INSTRUCTIONS TO FOLLOW:
Count every line that has the word "Verses". Give the number, without anything more.
** Begin **
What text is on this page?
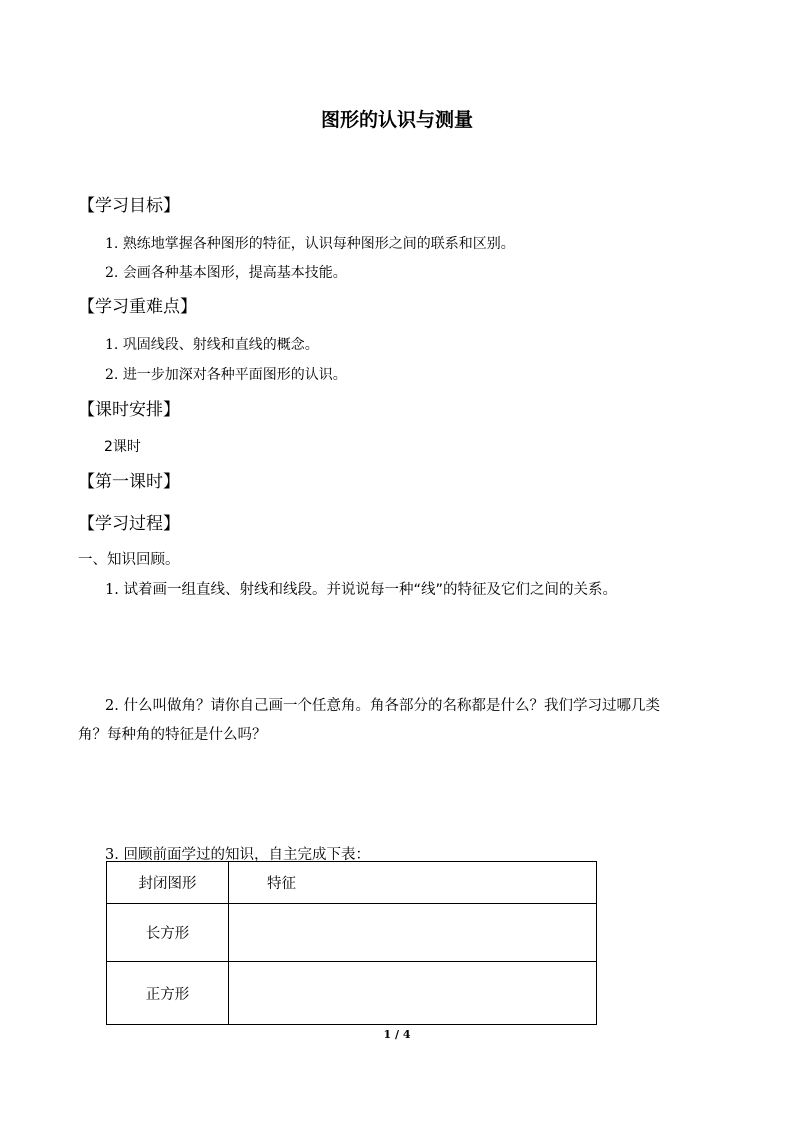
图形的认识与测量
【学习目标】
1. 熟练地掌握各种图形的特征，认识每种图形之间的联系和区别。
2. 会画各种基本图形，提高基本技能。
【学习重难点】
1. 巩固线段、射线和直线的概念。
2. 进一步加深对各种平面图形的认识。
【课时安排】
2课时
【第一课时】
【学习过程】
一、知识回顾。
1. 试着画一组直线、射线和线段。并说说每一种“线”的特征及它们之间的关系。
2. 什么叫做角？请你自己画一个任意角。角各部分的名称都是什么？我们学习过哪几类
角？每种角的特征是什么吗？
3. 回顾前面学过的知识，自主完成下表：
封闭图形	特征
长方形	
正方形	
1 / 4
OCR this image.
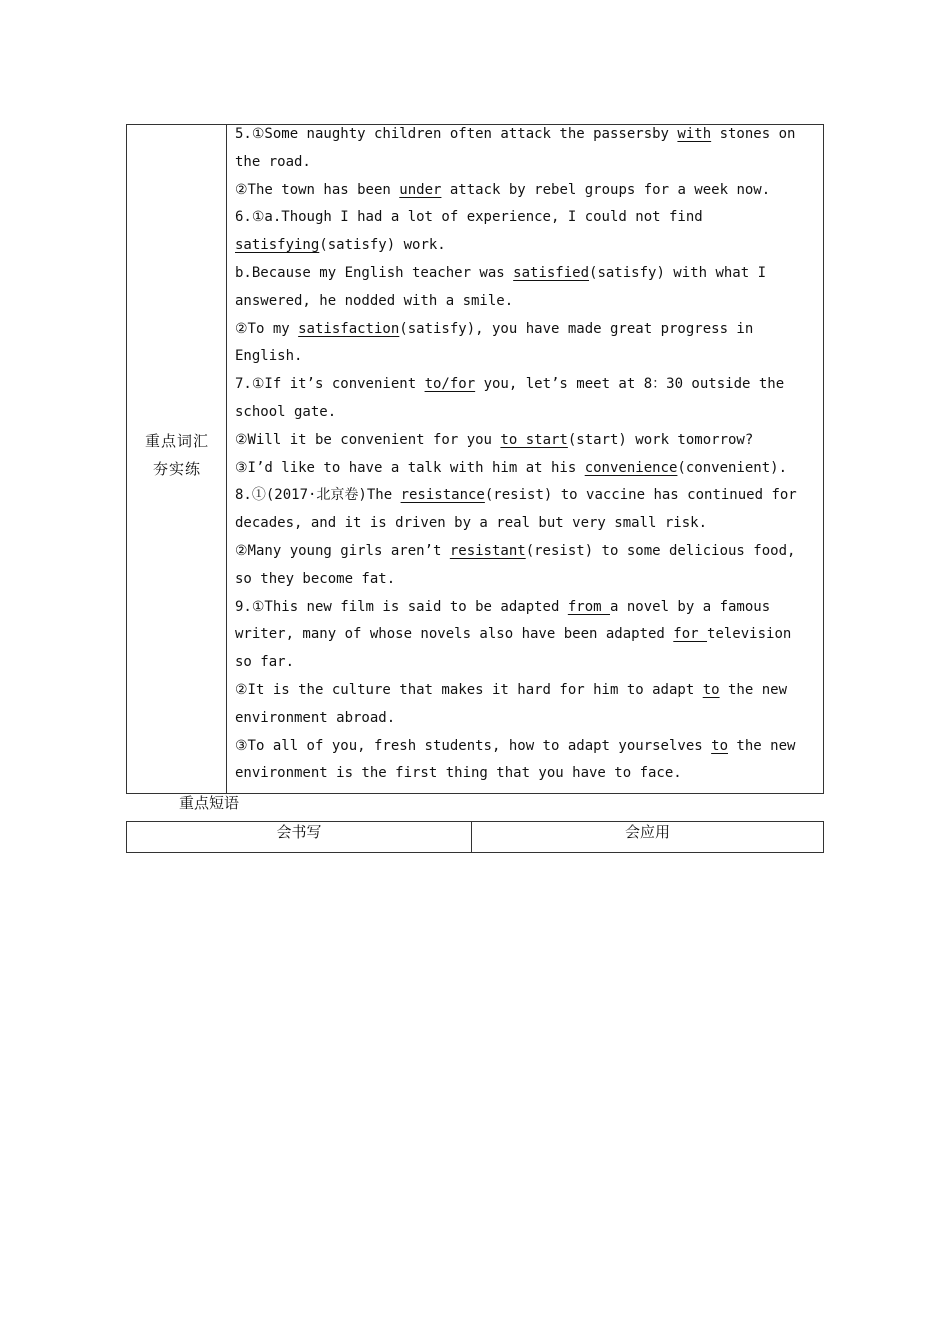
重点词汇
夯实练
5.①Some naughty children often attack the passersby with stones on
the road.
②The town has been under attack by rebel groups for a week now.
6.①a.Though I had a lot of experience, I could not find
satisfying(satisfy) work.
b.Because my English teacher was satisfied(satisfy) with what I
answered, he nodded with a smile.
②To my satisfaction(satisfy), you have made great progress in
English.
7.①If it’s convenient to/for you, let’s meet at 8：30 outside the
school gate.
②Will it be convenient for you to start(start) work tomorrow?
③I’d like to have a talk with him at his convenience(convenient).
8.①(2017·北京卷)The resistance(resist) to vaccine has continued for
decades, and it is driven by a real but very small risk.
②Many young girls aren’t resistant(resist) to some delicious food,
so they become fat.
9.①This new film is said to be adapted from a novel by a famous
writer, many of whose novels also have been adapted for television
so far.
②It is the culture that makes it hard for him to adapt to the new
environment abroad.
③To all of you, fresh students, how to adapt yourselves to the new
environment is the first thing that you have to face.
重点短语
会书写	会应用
** End **
** Begin **
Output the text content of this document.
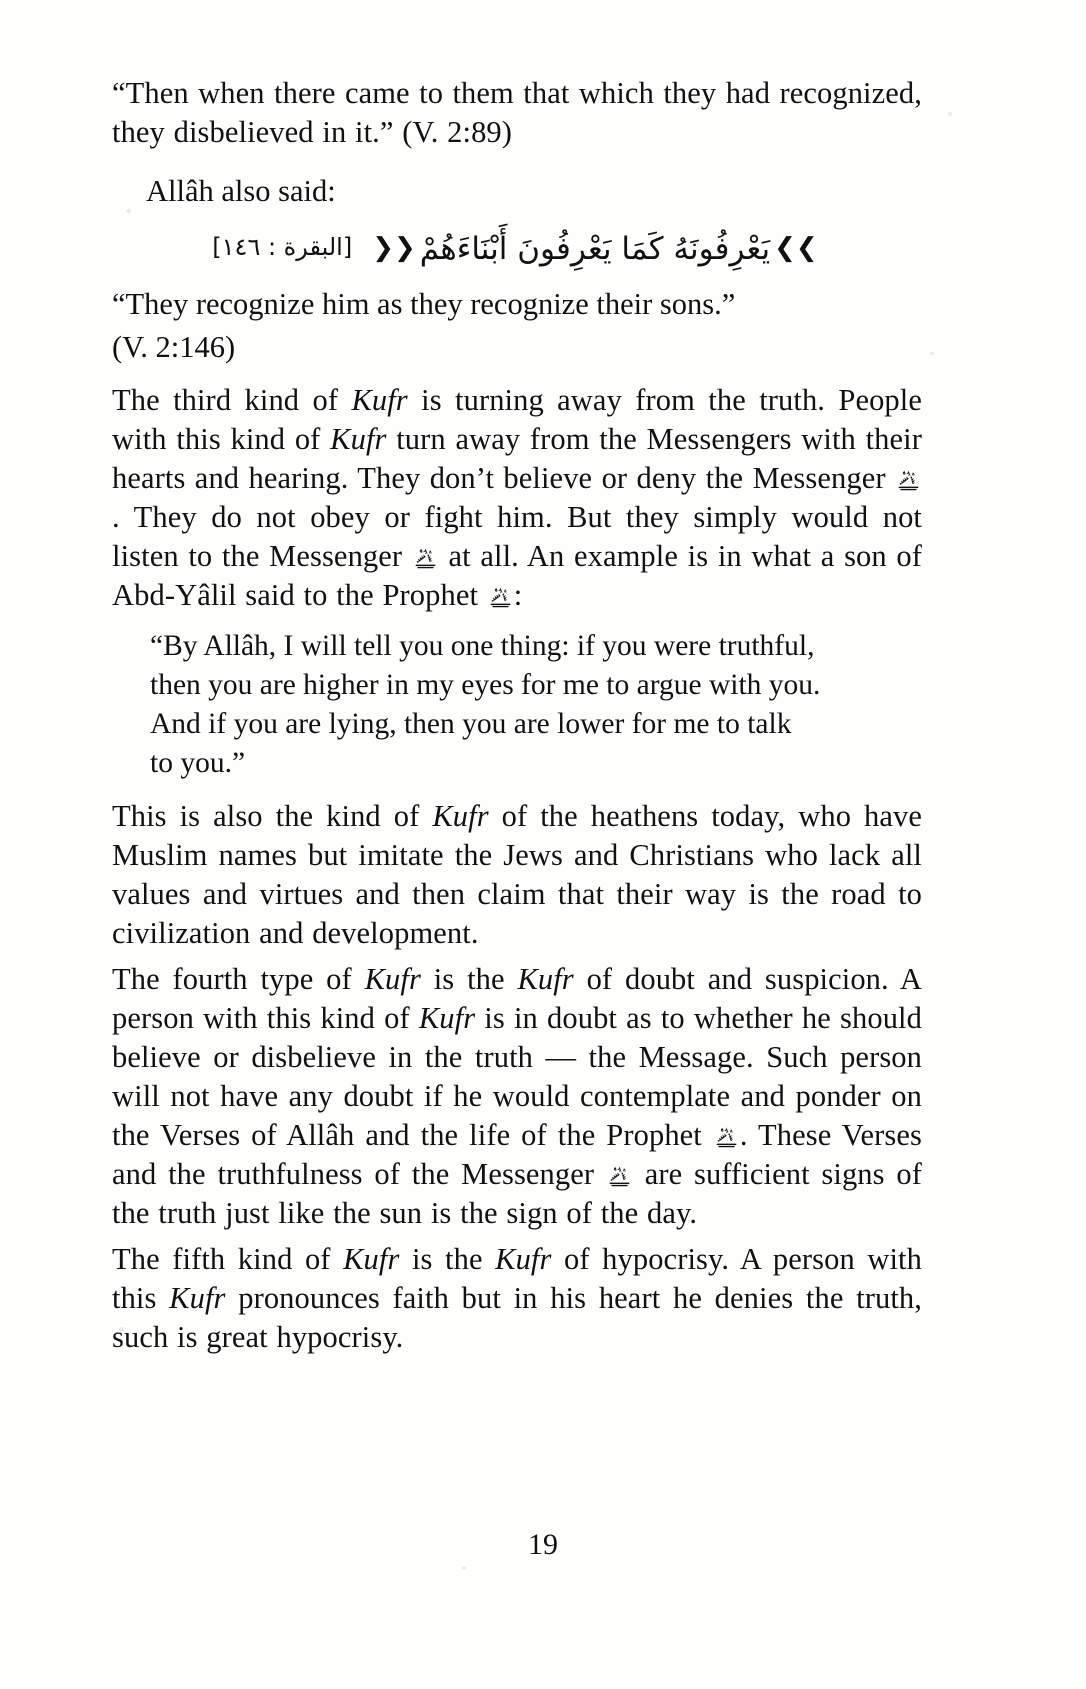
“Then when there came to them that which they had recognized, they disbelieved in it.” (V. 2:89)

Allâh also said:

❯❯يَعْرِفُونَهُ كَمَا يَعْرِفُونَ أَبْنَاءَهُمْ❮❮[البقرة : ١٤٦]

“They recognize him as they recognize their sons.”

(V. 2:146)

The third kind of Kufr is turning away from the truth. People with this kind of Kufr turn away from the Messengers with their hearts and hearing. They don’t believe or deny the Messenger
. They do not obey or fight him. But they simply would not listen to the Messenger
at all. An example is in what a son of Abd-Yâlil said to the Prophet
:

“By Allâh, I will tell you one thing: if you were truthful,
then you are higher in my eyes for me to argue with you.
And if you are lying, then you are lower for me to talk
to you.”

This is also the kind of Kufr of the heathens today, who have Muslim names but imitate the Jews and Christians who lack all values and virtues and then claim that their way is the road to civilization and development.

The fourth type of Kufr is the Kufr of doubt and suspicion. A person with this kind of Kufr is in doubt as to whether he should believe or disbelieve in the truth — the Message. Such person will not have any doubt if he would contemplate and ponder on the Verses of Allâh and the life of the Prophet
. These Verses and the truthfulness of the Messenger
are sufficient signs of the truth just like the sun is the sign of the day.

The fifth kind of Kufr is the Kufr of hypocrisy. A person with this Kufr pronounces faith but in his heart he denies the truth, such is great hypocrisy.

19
** End **
WRITTEN ANSWER:
2